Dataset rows
***

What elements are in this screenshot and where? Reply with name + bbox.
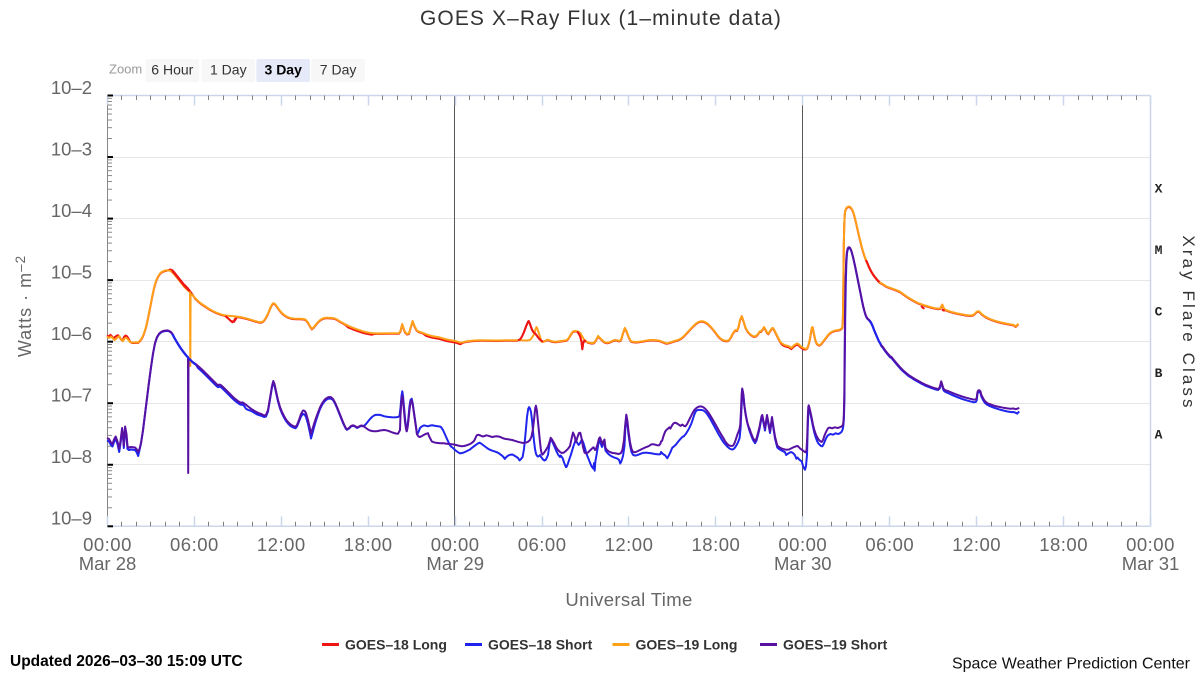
svg-text:10–3: 10–3 bbox=[51, 138, 92, 159]
svg-text:GOES–19 Short: GOES–19 Short bbox=[783, 637, 888, 653]
svg-text:Zoom: Zoom bbox=[109, 62, 142, 77]
svg-text:Mar 31: Mar 31 bbox=[1122, 553, 1180, 574]
svg-text:10–9: 10–9 bbox=[51, 508, 92, 529]
svg-text:10–6: 10–6 bbox=[51, 323, 92, 344]
svg-text:00:00: 00:00 bbox=[778, 534, 827, 555]
svg-text:Universal Time: Universal Time bbox=[565, 589, 692, 610]
svg-text:Xray Flare Class: Xray Flare Class bbox=[1179, 235, 1198, 410]
svg-text:GOES–19 Long: GOES–19 Long bbox=[636, 637, 738, 653]
svg-text:Mar 30: Mar 30 bbox=[774, 553, 832, 574]
svg-text:Space Weather Prediction Cente: Space Weather Prediction Center bbox=[952, 656, 1191, 673]
svg-text:B: B bbox=[1155, 366, 1163, 381]
svg-text:06:00: 06:00 bbox=[170, 534, 219, 555]
svg-text:6 Hour: 6 Hour bbox=[151, 62, 193, 78]
svg-text:GOES–18 Long: GOES–18 Long bbox=[345, 637, 447, 653]
svg-text:10–5: 10–5 bbox=[51, 262, 92, 283]
svg-text:M: M bbox=[1155, 243, 1163, 258]
svg-text:12:00: 12:00 bbox=[257, 534, 306, 555]
svg-text:00:00: 00:00 bbox=[431, 534, 480, 555]
svg-text:Mar 28: Mar 28 bbox=[79, 553, 137, 574]
svg-text:Updated 2026–03–30 15:09 UTC: Updated 2026–03–30 15:09 UTC bbox=[10, 653, 243, 670]
svg-text:10–4: 10–4 bbox=[51, 200, 92, 221]
svg-text:7 Day: 7 Day bbox=[320, 62, 357, 78]
svg-text:06:00: 06:00 bbox=[518, 534, 567, 555]
svg-text:X: X bbox=[1155, 181, 1163, 196]
svg-text:18:00: 18:00 bbox=[692, 534, 741, 555]
svg-text:18:00: 18:00 bbox=[1039, 534, 1088, 555]
svg-text:Mar 29: Mar 29 bbox=[426, 553, 484, 574]
svg-text:18:00: 18:00 bbox=[344, 534, 393, 555]
svg-text:06:00: 06:00 bbox=[865, 534, 914, 555]
svg-text:3 Day: 3 Day bbox=[265, 62, 303, 78]
svg-text:12:00: 12:00 bbox=[605, 534, 654, 555]
svg-text:GOES–18 Short: GOES–18 Short bbox=[488, 637, 593, 653]
svg-text:Watts · m–2: Watts · m–2 bbox=[13, 255, 35, 357]
svg-text:10–7: 10–7 bbox=[51, 385, 92, 406]
svg-text:12:00: 12:00 bbox=[952, 534, 1001, 555]
svg-text:10–2: 10–2 bbox=[51, 77, 92, 98]
svg-text:GOES X–Ray Flux (1–minute data: GOES X–Ray Flux (1–minute data) bbox=[420, 7, 782, 30]
svg-text:00:00: 00:00 bbox=[83, 534, 132, 555]
svg-text:C: C bbox=[1155, 304, 1163, 319]
svg-text:10–8: 10–8 bbox=[51, 446, 92, 467]
svg-text:00:00: 00:00 bbox=[1126, 534, 1175, 555]
svg-text:1 Day: 1 Day bbox=[210, 62, 247, 78]
svg-text:A: A bbox=[1155, 428, 1163, 443]
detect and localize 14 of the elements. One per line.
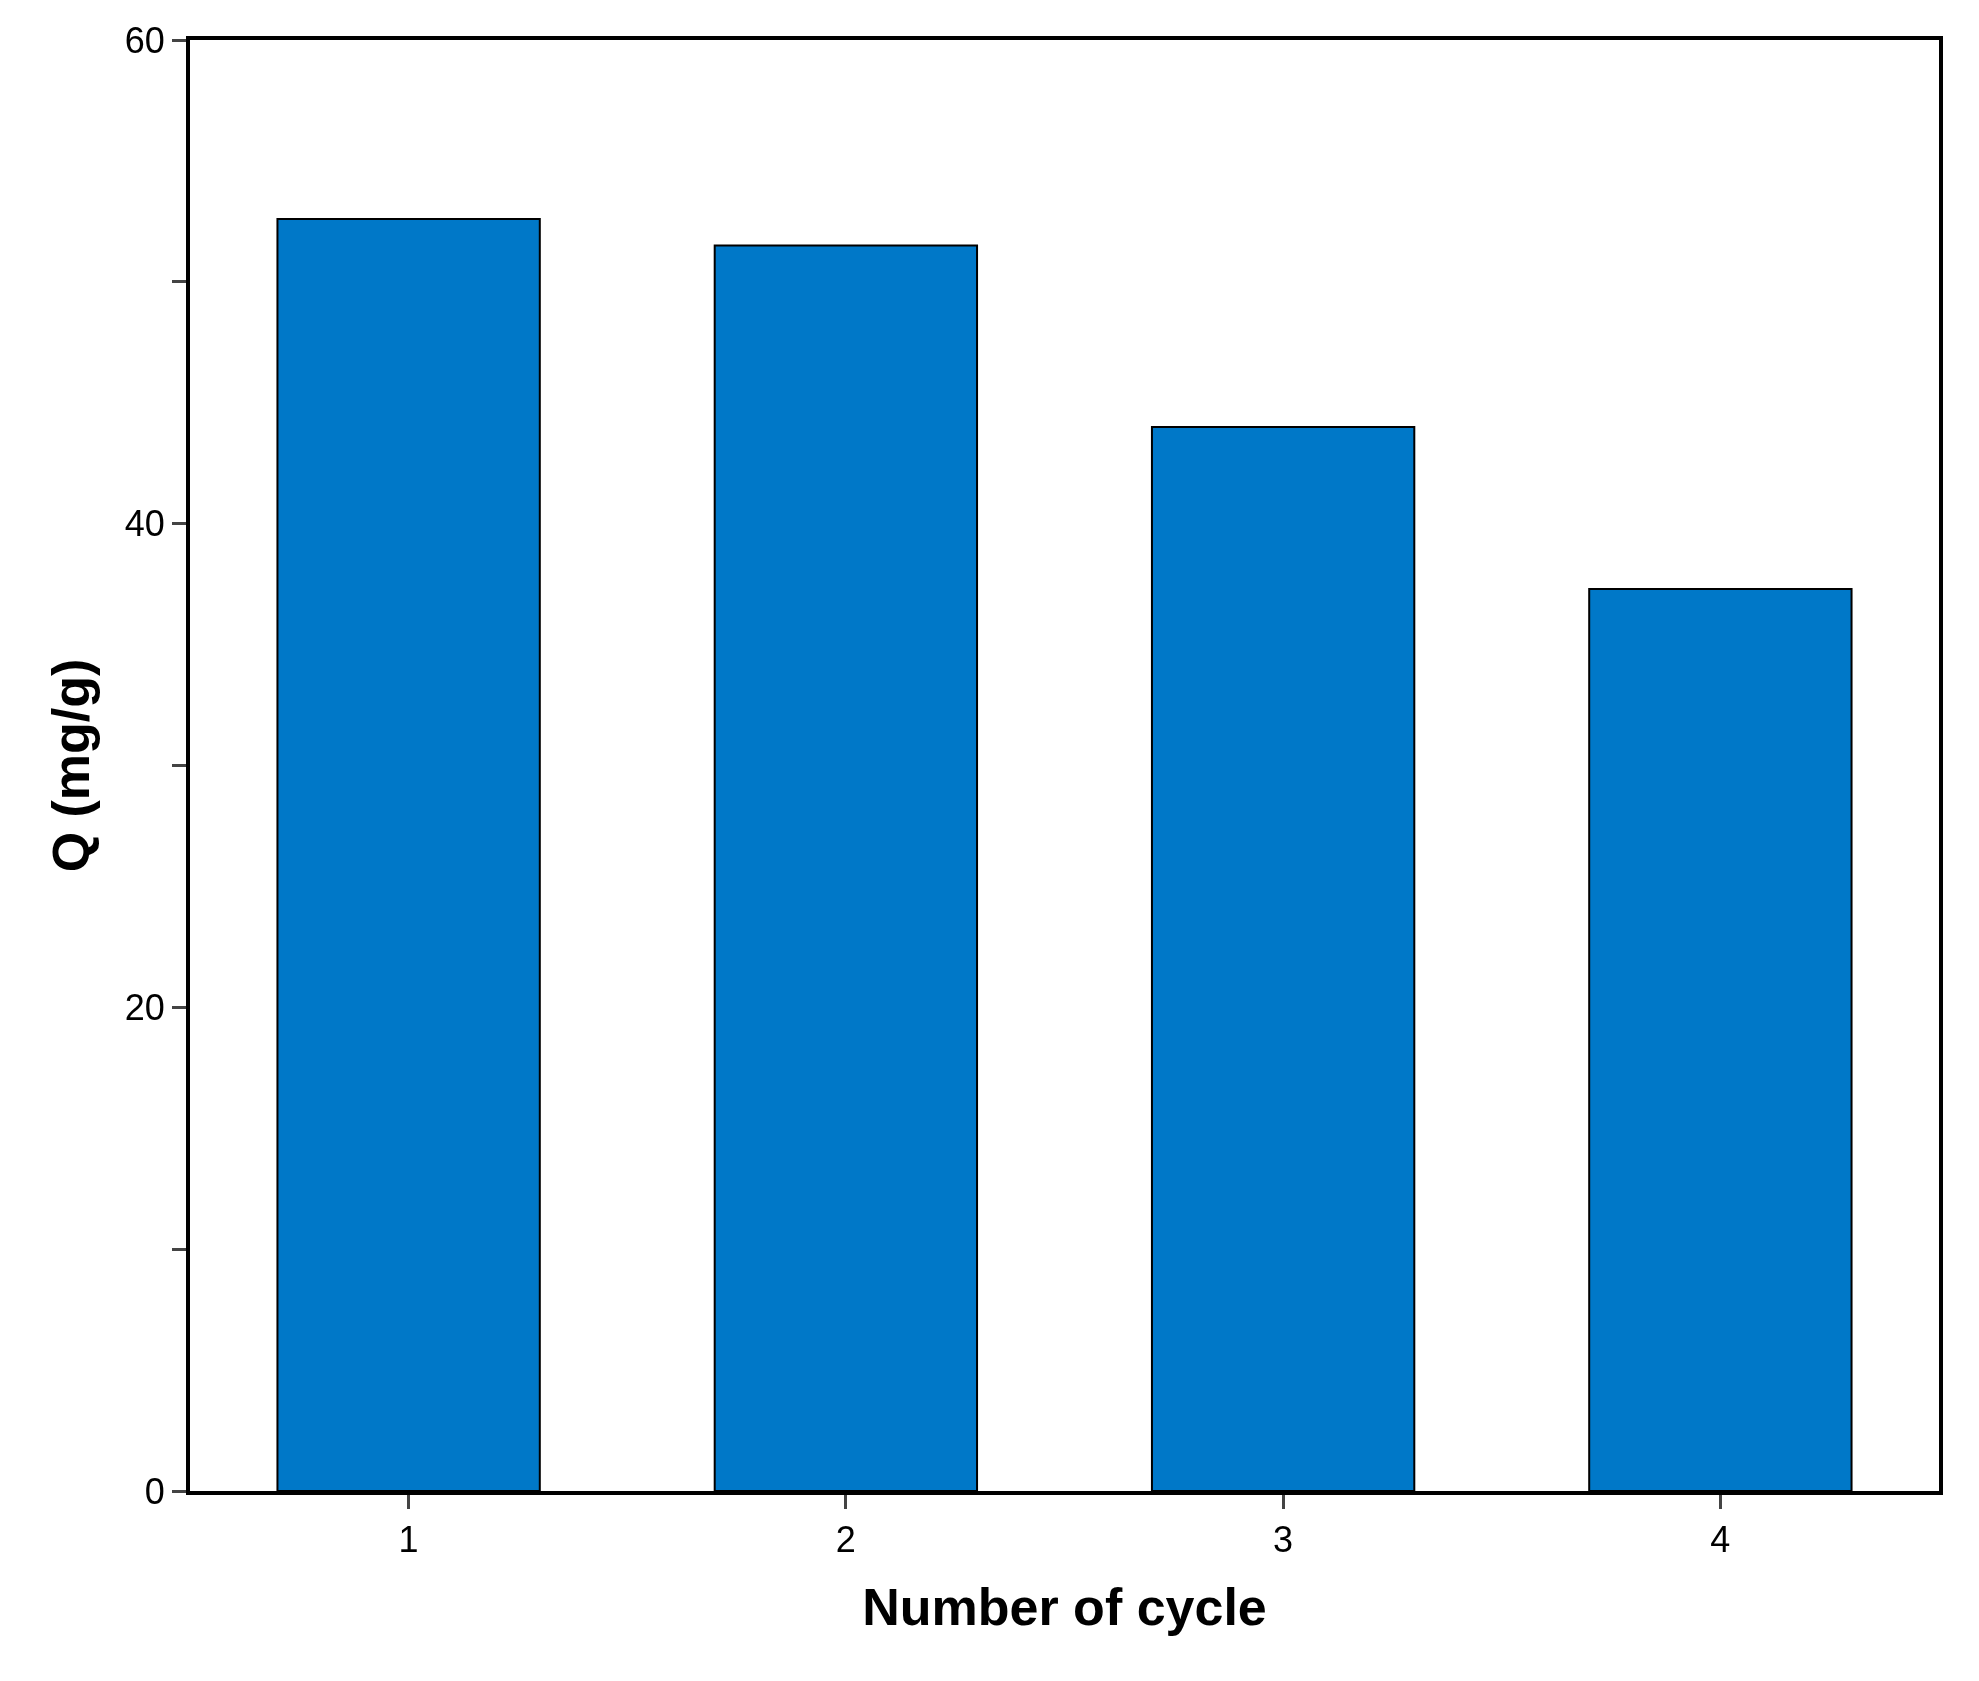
x-tick-label: 3 xyxy=(1273,1519,1294,1561)
x-tick-label: 4 xyxy=(1710,1519,1731,1561)
x-tick-label: 2 xyxy=(835,1519,856,1561)
x-axis-title: Number of cycle xyxy=(862,1577,1267,1636)
bar xyxy=(1150,425,1416,1491)
y-tick-label: 60 xyxy=(124,19,165,61)
y-tick-label: 40 xyxy=(124,503,165,545)
bar xyxy=(713,244,979,1491)
y-tick-label: 0 xyxy=(144,1470,165,1512)
bar xyxy=(276,217,541,1491)
y-tick-label: 20 xyxy=(124,986,165,1028)
bar xyxy=(1588,587,1853,1491)
x-tick-label: 1 xyxy=(398,1519,419,1561)
y-axis-title: Q (mg/g) xyxy=(41,658,100,873)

***

Convert every line of the material above into a JSON list of strings, one string per line, skipping blank lines. Leave out the pictures.

[
  "What elements are in this screenshot and where? Reply with name + bbox.",
  "svg-text:10–3: 10–3 bbox=[51, 138, 92, 159]",
  "svg-text:GOES–19 Short: GOES–19 Short bbox=[783, 637, 888, 653]",
  "svg-text:Zoom: Zoom bbox=[109, 62, 142, 77]",
  "svg-text:Mar 31: Mar 31 bbox=[1122, 553, 1180, 574]",
  "svg-text:10–9: 10–9 bbox=[51, 508, 92, 529]",
  "svg-text:10–6: 10–6 bbox=[51, 323, 92, 344]",
  "svg-text:00:00: 00:00 bbox=[778, 534, 827, 555]",
  "svg-text:Universal Time: Universal Time bbox=[565, 589, 692, 610]",
  "svg-text:Xray Flare Class: Xray Flare Class bbox=[1179, 235, 1198, 410]",
  "svg-text:GOES–19 Long: GOES–19 Long bbox=[636, 637, 738, 653]",
  "svg-text:Mar 30: Mar 30 bbox=[774, 553, 832, 574]",
  "svg-text:Space Weather Prediction Cente: Space Weather Prediction Center bbox=[952, 656, 1191, 673]",
  "svg-text:B: B bbox=[1155, 366, 1163, 381]",
  "svg-text:06:00: 06:00 bbox=[170, 534, 219, 555]",
  "svg-text:6 Hour: 6 Hour bbox=[151, 62, 193, 78]",
  "svg-text:GOES–18 Long: GOES–18 Long bbox=[345, 637, 447, 653]",
  "svg-text:10–5: 10–5 bbox=[51, 262, 92, 283]",
  "svg-text:M: M bbox=[1155, 243, 1163, 258]",
  "svg-text:12:00: 12:00 bbox=[257, 534, 306, 555]",
  "svg-text:00:00: 00:00 bbox=[431, 534, 480, 555]",
  "svg-text:Mar 28: Mar 28 bbox=[79, 553, 137, 574]",
  "svg-text:Updated 2026–03–30 15:09 UTC: Updated 2026–03–30 15:09 UTC bbox=[10, 653, 243, 670]",
  "svg-text:10–4: 10–4 bbox=[51, 200, 92, 221]",
  "svg-text:7 Day: 7 Day bbox=[320, 62, 357, 78]",
  "svg-text:06:00: 06:00 bbox=[518, 534, 567, 555]",
  "svg-text:X: X bbox=[1155, 181, 1163, 196]",
  "svg-text:18:00: 18:00 bbox=[692, 534, 741, 555]",
  "svg-text:18:00: 18:00 bbox=[1039, 534, 1088, 555]",
  "svg-text:Mar 29: Mar 29 bbox=[426, 553, 484, 574]",
  "svg-text:18:00: 18:00 bbox=[344, 534, 393, 555]",
  "svg-text:06:00: 06:00 bbox=[865, 534, 914, 555]",
  "svg-text:3 Day: 3 Day bbox=[265, 62, 303, 78]",
  "svg-text:12:00: 12:00 bbox=[605, 534, 654, 555]",
  "svg-text:GOES–18 Short: GOES–18 Short bbox=[488, 637, 593, 653]",
  "svg-text:Watts · m–2: Watts · m–2 bbox=[13, 255, 35, 357]",
  "svg-text:10–7: 10–7 bbox=[51, 385, 92, 406]",
  "svg-text:12:00: 12:00 bbox=[952, 534, 1001, 555]",
  "svg-text:10–2: 10–2 bbox=[51, 77, 92, 98]",
  "svg-text:GOES X–Ray Flux (1–minute data: GOES X–Ray Flux (1–minute data) bbox=[420, 7, 782, 30]",
  "svg-text:00:00: 00:00 bbox=[83, 534, 132, 555]",
  "svg-text:C: C bbox=[1155, 304, 1163, 319]",
  "svg-text:10–8: 10–8 bbox=[51, 446, 92, 467]",
  "svg-text:00:00: 00:00 bbox=[1126, 534, 1175, 555]",
  "svg-text:1 Day: 1 Day bbox=[210, 62, 247, 78]",
  "svg-text:A: A bbox=[1155, 428, 1163, 443]",
  "detect and localize 14 of the elements. One per line.",
  "x-tick-label: 3 xyxy=(1273,1519,1294,1561)",
  "x-tick-label: 4 xyxy=(1710,1519,1731,1561)",
  "x-tick-label: 2 xyxy=(835,1519,856,1561)",
  "x-axis-title: Number of cycle xyxy=(862,1577,1267,1636)",
  "bar xyxy=(1150,425,1416,1491)",
  "y-tick-label: 60 xyxy=(124,19,165,61)",
  "y-tick-label: 40 xyxy=(124,503,165,545)",
  "bar xyxy=(713,244,979,1491)",
  "y-tick-label: 0 xyxy=(144,1470,165,1512)",
  "bar xyxy=(276,217,541,1491)",
  "y-tick-label: 20 xyxy=(124,986,165,1028)",
  "bar xyxy=(1588,587,1853,1491)",
  "x-tick-label: 1 xyxy=(398,1519,419,1561)",
  "y-axis-title: Q (mg/g) xyxy=(41,658,100,873)"
]